### Job:
Give every line from the entries that contains "stěrače".

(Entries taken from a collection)
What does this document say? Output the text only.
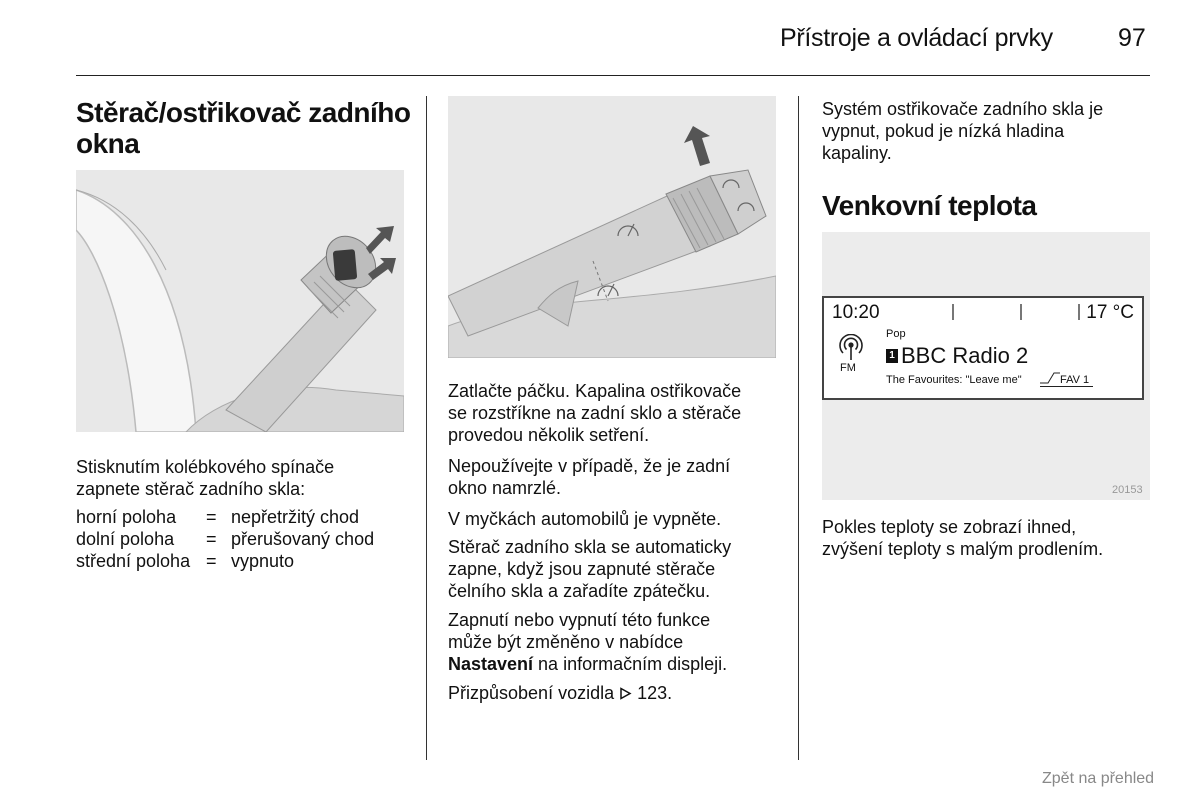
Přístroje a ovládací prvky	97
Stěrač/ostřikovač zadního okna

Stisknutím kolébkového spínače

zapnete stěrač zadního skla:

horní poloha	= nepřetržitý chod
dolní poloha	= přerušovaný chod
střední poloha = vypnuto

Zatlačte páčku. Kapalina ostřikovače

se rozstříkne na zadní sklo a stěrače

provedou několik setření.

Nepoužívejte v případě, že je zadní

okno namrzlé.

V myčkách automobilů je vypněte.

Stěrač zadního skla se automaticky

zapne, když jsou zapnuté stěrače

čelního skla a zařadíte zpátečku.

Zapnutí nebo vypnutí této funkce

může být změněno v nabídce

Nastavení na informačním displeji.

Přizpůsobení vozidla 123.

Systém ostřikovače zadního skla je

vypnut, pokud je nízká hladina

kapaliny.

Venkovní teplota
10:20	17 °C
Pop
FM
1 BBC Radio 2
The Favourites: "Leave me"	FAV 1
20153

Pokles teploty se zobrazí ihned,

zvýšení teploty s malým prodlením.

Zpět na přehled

### Reply to the task:
se rozstříkne na zadní sklo a stěrače
zapne, když jsou zapnuté stěrače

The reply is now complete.